Aim of the task> Beneath this sentence is a set of records; write each of them out exactly.
__________________________________________________
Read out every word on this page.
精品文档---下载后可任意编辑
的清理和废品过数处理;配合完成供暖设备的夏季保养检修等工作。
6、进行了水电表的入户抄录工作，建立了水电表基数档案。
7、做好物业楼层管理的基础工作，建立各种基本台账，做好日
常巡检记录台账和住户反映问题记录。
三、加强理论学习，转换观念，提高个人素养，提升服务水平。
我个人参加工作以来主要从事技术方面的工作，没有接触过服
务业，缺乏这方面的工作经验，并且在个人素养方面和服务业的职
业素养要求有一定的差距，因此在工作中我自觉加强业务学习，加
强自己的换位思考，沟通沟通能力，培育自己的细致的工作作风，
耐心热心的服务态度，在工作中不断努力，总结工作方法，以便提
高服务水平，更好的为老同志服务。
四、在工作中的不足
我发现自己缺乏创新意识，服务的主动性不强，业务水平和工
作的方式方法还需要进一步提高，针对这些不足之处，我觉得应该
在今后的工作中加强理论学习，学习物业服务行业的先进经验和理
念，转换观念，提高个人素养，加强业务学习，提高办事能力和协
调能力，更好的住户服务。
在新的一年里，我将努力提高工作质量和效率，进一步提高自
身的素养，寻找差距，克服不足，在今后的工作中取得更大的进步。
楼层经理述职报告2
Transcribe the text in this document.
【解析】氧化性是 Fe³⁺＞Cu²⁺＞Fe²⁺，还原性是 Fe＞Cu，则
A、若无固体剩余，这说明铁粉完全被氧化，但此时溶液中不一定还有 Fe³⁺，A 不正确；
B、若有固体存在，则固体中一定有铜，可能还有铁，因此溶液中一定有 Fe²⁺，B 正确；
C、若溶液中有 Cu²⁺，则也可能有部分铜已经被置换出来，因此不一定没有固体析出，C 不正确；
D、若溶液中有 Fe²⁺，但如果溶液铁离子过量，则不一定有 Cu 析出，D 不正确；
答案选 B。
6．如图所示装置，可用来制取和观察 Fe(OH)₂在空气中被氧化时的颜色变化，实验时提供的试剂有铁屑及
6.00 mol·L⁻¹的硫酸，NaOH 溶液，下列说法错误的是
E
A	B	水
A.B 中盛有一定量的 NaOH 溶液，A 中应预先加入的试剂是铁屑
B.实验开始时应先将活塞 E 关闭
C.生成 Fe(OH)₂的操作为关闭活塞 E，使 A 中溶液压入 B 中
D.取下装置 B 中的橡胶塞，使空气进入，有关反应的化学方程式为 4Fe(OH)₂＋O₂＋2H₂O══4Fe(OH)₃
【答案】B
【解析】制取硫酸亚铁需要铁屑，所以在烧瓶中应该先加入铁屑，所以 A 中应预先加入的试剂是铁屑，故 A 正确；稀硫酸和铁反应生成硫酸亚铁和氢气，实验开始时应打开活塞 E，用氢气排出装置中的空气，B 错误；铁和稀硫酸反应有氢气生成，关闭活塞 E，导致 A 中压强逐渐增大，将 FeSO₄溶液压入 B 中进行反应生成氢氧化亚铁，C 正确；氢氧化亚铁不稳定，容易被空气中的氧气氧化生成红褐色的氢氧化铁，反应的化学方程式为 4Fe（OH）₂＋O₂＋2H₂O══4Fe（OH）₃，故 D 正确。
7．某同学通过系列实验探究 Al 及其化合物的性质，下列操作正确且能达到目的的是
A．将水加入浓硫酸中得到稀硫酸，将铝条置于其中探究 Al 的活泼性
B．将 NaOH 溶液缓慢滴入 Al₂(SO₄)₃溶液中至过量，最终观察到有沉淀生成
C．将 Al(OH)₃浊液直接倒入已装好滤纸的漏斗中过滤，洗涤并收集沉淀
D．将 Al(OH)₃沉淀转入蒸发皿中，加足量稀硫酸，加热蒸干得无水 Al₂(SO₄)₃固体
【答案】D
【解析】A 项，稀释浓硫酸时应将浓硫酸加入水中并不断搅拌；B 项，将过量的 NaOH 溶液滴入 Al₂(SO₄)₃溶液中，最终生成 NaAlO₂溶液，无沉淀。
__________________________________________________
Reply>
Read out every word on this page.
精品文档---下载后可任意编辑
的清理和废品过数处理;配合完成供暖设备的夏季保养检修等工作。
6、进行了水电表的入户抄录工作，建立了水电表基数档案。
7、做好物业楼层管理的基础工作，建立各种基本台账，做好日
常巡检记录台账和住户反映问题记录。
三、加强理论学习，转换观念，提高个人素养，提升服务水平。
我个人参加工作以来主要从事技术方面的工作，没有接触过服
务业，缺乏这方面的工作经验，并且在个人素养方面和服务业的职
业素养要求有一定的差距，因此在工作中我自觉加强业务学习，加
强自己的换位思考，沟通沟通能力，培育自己的细致的工作作风，
耐心热心的服务态度，在工作中不断努力，总结工作方法，以便提
高服务水平，更好的为老同志服务。
四、在工作中的不足
我发现自己缺乏创新意识，服务的主动性不强，业务水平和工
作的方式方法还需要进一步提高，针对这些不足之处，我觉得应该
在今后的工作中加强理论学习，学习物业服务行业的先进经验和理
念，转换观念，提高个人素养，加强业务学习，提高办事能力和协
调能力，更好的住户服务。
在新的一年里，我将努力提高工作质量和效率，进一步提高自
身的素养，寻找差距，克服不足，在今后的工作中取得更大的进步。
楼层经理述职报告2
Transcribe the text in this document.
【解析】氧化性是 Fe³⁺＞Cu²⁺＞Fe²⁺，还原性是 Fe＞Cu，则
A、若无固体剩余，这说明铁粉完全被氧化，但此时溶液中不一定还有 Fe³⁺，A 不正确；
B、若有固体存在，则固体中一定有铜，可能还有铁，因此溶液中一定有 Fe²⁺，B 正确；
C、若溶液中有 Cu²⁺，则也可能有部分铜已经被置换出来，因此不一定没有固体析出，C 不正确；
D、若溶液中有 Fe²⁺，但如果溶液铁离子过量，则不一定有 Cu 析出，D 不正确；
答案选 B。
6．如图所示装置，可用来制取和观察 Fe(OH)₂在空气中被氧化时的颜色变化，实验时提供的试剂有铁屑及
6.00 mol·L⁻¹的硫酸，NaOH 溶液，下列说法错误的是
E
A	B	水
A.B 中盛有一定量的 NaOH 溶液，A 中应预先加入的试剂是铁屑
B.实验开始时应先将活塞 E 关闭
C.生成 Fe(OH)₂的操作为关闭活塞 E，使 A 中溶液压入 B 中
D.取下装置 B 中的橡胶塞，使空气进入，有关反应的化学方程式为 4Fe(OH)₂＋O₂＋2H₂O══4Fe(OH)₃
【答案】B
【解析】制取硫酸亚铁需要铁屑，所以在烧瓶中应该先加入铁屑，所以 A 中应预先加入的试剂是铁屑，故 A 正确；稀硫酸和铁反应生成硫酸亚铁和氢气，实验开始时应打开活塞 E，用氢气排出装置中的空气，B 错误；铁和稀硫酸反应有氢气生成，关闭活塞 E，导致 A 中压强逐渐增大，将 FeSO₄溶液压入 B 中进行反应生成氢氧化亚铁，C 正确；氢氧化亚铁不稳定，容易被空气中的氧气氧化生成红褐色的氢氧化铁，反应的化学方程式为 4Fe（OH）₂＋O₂＋2H₂O══4Fe（OH）₃，故 D 正确。
7．某同学通过系列实验探究 Al 及其化合物的性质，下列操作正确且能达到目的的是
A．将水加入浓硫酸中得到稀硫酸，将铝条置于其中探究 Al 的活泼性
B．将 NaOH 溶液缓慢滴入 Al₂(SO₄)₃溶液中至过量，最终观察到有沉淀生成
C．将 Al(OH)₃浊液直接倒入已装好滤纸的漏斗中过滤，洗涤并收集沉淀
D．将 Al(OH)₃沉淀转入蒸发皿中，加足量稀硫酸，加热蒸干得无水 Al₂(SO₄)₃固体
【答案】D
【解析】A 项，稀释浓硫酸时应将浓硫酸加入水中并不断搅拌；B 项，将过量的 NaOH 溶液滴入 Al₂(SO₄)₃溶液中，最终生成 NaAlO₂溶液，无沉淀。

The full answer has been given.